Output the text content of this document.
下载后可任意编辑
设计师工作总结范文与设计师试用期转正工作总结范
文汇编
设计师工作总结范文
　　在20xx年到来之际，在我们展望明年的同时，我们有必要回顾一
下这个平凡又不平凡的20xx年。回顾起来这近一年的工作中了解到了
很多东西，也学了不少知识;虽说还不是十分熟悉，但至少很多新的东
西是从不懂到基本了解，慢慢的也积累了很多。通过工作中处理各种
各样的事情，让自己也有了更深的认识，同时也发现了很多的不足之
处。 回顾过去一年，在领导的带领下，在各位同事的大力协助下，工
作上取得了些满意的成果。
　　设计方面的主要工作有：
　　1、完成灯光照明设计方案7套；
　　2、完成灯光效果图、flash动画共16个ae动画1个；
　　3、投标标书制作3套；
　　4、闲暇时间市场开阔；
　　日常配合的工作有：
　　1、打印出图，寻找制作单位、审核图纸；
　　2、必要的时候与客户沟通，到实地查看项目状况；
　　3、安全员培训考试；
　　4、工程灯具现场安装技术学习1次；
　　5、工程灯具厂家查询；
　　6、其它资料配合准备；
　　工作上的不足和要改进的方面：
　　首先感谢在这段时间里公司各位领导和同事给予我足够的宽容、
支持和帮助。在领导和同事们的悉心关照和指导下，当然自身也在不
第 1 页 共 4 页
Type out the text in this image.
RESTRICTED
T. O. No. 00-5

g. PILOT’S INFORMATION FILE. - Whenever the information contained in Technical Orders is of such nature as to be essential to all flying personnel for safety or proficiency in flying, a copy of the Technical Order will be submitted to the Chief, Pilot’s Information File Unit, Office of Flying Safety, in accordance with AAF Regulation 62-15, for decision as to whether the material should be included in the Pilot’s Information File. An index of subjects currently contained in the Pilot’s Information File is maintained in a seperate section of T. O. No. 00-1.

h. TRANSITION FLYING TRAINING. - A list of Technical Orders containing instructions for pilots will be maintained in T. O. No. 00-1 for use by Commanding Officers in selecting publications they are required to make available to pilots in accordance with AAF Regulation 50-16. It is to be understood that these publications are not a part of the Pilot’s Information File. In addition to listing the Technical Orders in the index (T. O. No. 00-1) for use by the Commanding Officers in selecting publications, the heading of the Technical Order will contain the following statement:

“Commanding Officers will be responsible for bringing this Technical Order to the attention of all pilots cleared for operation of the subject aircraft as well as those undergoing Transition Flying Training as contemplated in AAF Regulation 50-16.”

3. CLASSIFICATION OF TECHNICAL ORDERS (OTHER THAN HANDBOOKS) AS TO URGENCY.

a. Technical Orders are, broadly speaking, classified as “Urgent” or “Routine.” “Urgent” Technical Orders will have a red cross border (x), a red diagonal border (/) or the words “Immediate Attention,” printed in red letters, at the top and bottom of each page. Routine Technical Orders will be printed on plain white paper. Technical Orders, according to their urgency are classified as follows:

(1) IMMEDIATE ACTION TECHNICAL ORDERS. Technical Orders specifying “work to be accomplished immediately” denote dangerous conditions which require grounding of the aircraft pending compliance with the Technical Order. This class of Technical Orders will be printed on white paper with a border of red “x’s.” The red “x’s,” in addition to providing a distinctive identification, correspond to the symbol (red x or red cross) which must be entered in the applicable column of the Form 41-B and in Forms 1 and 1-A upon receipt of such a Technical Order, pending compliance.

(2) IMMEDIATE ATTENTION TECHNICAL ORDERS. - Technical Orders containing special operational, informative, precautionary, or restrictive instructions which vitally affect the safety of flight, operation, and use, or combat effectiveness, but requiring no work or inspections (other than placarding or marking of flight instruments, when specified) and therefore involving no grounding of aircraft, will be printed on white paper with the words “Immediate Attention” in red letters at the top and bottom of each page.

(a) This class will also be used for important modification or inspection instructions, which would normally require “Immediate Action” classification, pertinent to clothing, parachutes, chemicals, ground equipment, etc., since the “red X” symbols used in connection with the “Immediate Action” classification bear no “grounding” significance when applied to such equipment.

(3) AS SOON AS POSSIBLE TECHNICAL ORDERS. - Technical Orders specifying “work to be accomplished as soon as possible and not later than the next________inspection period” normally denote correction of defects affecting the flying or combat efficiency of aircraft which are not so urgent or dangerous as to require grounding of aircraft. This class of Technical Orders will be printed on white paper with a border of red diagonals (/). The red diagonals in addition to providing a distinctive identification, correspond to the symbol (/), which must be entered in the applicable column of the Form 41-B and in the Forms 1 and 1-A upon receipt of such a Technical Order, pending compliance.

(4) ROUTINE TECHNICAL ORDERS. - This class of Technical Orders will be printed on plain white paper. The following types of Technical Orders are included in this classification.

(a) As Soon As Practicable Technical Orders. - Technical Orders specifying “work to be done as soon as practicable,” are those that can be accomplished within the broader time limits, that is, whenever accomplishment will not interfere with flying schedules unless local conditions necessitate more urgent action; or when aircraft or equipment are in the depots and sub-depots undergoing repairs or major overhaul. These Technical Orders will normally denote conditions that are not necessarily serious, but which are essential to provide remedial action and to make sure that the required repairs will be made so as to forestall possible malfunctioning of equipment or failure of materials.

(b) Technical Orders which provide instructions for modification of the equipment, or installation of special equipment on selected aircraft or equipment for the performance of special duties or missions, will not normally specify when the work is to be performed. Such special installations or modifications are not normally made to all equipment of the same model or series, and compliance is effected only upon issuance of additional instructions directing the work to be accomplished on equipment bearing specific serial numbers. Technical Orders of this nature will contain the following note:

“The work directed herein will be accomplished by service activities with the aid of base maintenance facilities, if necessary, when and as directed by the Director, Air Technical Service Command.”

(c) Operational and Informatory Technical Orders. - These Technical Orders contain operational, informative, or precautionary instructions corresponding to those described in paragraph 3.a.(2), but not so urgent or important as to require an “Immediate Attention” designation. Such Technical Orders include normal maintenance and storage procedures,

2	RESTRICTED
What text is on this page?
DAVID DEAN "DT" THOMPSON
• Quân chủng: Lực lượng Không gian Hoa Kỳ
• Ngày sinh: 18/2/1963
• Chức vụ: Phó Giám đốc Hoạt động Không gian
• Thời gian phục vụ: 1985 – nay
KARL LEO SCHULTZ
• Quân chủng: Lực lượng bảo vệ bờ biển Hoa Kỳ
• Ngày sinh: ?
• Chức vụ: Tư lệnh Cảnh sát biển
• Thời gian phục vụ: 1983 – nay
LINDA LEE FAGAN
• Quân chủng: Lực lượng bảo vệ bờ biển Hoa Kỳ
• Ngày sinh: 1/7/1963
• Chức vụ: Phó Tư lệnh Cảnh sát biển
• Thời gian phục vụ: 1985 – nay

**The task**
Using the data above, print every record exactly as shown.

**Expected answer**
Output the text content of this document.
下载后可任意编辑
设计师工作总结范文与设计师试用期转正工作总结范
文汇编
设计师工作总结范文
　　在20xx年到来之际，在我们展望明年的同时，我们有必要回顾一
下这个平凡又不平凡的20xx年。回顾起来这近一年的工作中了解到了
很多东西，也学了不少知识;虽说还不是十分熟悉，但至少很多新的东
西是从不懂到基本了解，慢慢的也积累了很多。通过工作中处理各种
各样的事情，让自己也有了更深的认识，同时也发现了很多的不足之
处。 回顾过去一年，在领导的带领下，在各位同事的大力协助下，工
作上取得了些满意的成果。
　　设计方面的主要工作有：
　　1、完成灯光照明设计方案7套；
　　2、完成灯光效果图、flash动画共16个ae动画1个；
　　3、投标标书制作3套；
　　4、闲暇时间市场开阔；
　　日常配合的工作有：
　　1、打印出图，寻找制作单位、审核图纸；
　　2、必要的时候与客户沟通，到实地查看项目状况；
　　3、安全员培训考试；
　　4、工程灯具现场安装技术学习1次；
　　5、工程灯具厂家查询；
　　6、其它资料配合准备；
　　工作上的不足和要改进的方面：
　　首先感谢在这段时间里公司各位领导和同事给予我足够的宽容、
支持和帮助。在领导和同事们的悉心关照和指导下，当然自身也在不
第 1 页 共 4 页
Type out the text in this image.
RESTRICTED
T. O. No. 00-5

g. PILOT’S INFORMATION FILE. - Whenever the information contained in Technical Orders is of such nature as to be essential to all flying personnel for safety or proficiency in flying, a copy of the Technical Order will be submitted to the Chief, Pilot’s Information File Unit, Office of Flying Safety, in accordance with AAF Regulation 62-15, for decision as to whether the material should be included in the Pilot’s Information File. An index of subjects currently contained in the Pilot’s Information File is maintained in a seperate section of T. O. No. 00-1.

h. TRANSITION FLYING TRAINING. - A list of Technical Orders containing instructions for pilots will be maintained in T. O. No. 00-1 for use by Commanding Officers in selecting publications they are required to make available to pilots in accordance with AAF Regulation 50-16. It is to be understood that these publications are not a part of the Pilot’s Information File. In addition to listing the Technical Orders in the index (T. O. No. 00-1) for use by the Commanding Officers in selecting publications, the heading of the Technical Order will contain the following statement:

“Commanding Officers will be responsible for bringing this Technical Order to the attention of all pilots cleared for operation of the subject aircraft as well as those undergoing Transition Flying Training as contemplated in AAF Regulation 50-16.”

3. CLASSIFICATION OF TECHNICAL ORDERS (OTHER THAN HANDBOOKS) AS TO URGENCY.

a. Technical Orders are, broadly speaking, classified as “Urgent” or “Routine.” “Urgent” Technical Orders will have a red cross border (x), a red diagonal border (/) or the words “Immediate Attention,” printed in red letters, at the top and bottom of each page. Routine Technical Orders will be printed on plain white paper. Technical Orders, according to their urgency are classified as follows:

(1) IMMEDIATE ACTION TECHNICAL ORDERS. Technical Orders specifying “work to be accomplished immediately” denote dangerous conditions which require grounding of the aircraft pending compliance with the Technical Order. This class of Technical Orders will be printed on white paper with a border of red “x’s.” The red “x’s,” in addition to providing a distinctive identification, correspond to the symbol (red x or red cross) which must be entered in the applicable column of the Form 41-B and in Forms 1 and 1-A upon receipt of such a Technical Order, pending compliance.

(2) IMMEDIATE ATTENTION TECHNICAL ORDERS. - Technical Orders containing special operational, informative, precautionary, or restrictive instructions which vitally affect the safety of flight, operation, and use, or combat effectiveness, but requiring no work or inspections (other than placarding or marking of flight instruments, when specified) and therefore involving no grounding of aircraft, will be printed on white paper with the words “Immediate Attention” in red letters at the top and bottom of each page.

(a) This class will also be used for important modification or inspection instructions, which would normally require “Immediate Action” classification, pertinent to clothing, parachutes, chemicals, ground equipment, etc., since the “red X” symbols used in connection with the “Immediate Action” classification bear no “grounding” significance when applied to such equipment.

(3) AS SOON AS POSSIBLE TECHNICAL ORDERS. - Technical Orders specifying “work to be accomplished as soon as possible and not later than the next________inspection period” normally denote correction of defects affecting the flying or combat efficiency of aircraft which are not so urgent or dangerous as to require grounding of aircraft. This class of Technical Orders will be printed on white paper with a border of red diagonals (/). The red diagonals in addition to providing a distinctive identification, correspond to the symbol (/), which must be entered in the applicable column of the Form 41-B and in the Forms 1 and 1-A upon receipt of such a Technical Order, pending compliance.

(4) ROUTINE TECHNICAL ORDERS. - This class of Technical Orders will be printed on plain white paper. The following types of Technical Orders are included in this classification.

(a) As Soon As Practicable Technical Orders. - Technical Orders specifying “work to be done as soon as practicable,” are those that can be accomplished within the broader time limits, that is, whenever accomplishment will not interfere with flying schedules unless local conditions necessitate more urgent action; or when aircraft or equipment are in the depots and sub-depots undergoing repairs or major overhaul. These Technical Orders will normally denote conditions that are not necessarily serious, but which are essential to provide remedial action and to make sure that the required repairs will be made so as to forestall possible malfunctioning of equipment or failure of materials.

(b) Technical Orders which provide instructions for modification of the equipment, or installation of special equipment on selected aircraft or equipment for the performance of special duties or missions, will not normally specify when the work is to be performed. Such special installations or modifications are not normally made to all equipment of the same model or series, and compliance is effected only upon issuance of additional instructions directing the work to be accomplished on equipment bearing specific serial numbers. Technical Orders of this nature will contain the following note:

“The work directed herein will be accomplished by service activities with the aid of base maintenance facilities, if necessary, when and as directed by the Director, Air Technical Service Command.”

(c) Operational and Informatory Technical Orders. - These Technical Orders contain operational, informative, or precautionary instructions corresponding to those described in paragraph 3.a.(2), but not so urgent or important as to require an “Immediate Attention” designation. Such Technical Orders include normal maintenance and storage procedures,

2	RESTRICTED
What text is on this page?
DAVID DEAN "DT" THOMPSON
• Quân chủng: Lực lượng Không gian Hoa Kỳ
• Ngày sinh: 18/2/1963
• Chức vụ: Phó Giám đốc Hoạt động Không gian
• Thời gian phục vụ: 1985 – nay
KARL LEO SCHULTZ
• Quân chủng: Lực lượng bảo vệ bờ biển Hoa Kỳ
• Ngày sinh: ?
• Chức vụ: Tư lệnh Cảnh sát biển
• Thời gian phục vụ: 1983 – nay
LINDA LEE FAGAN
• Quân chủng: Lực lượng bảo vệ bờ biển Hoa Kỳ
• Ngày sinh: 1/7/1963
• Chức vụ: Phó Tư lệnh Cảnh sát biển
• Thời gian phục vụ: 1985 – nay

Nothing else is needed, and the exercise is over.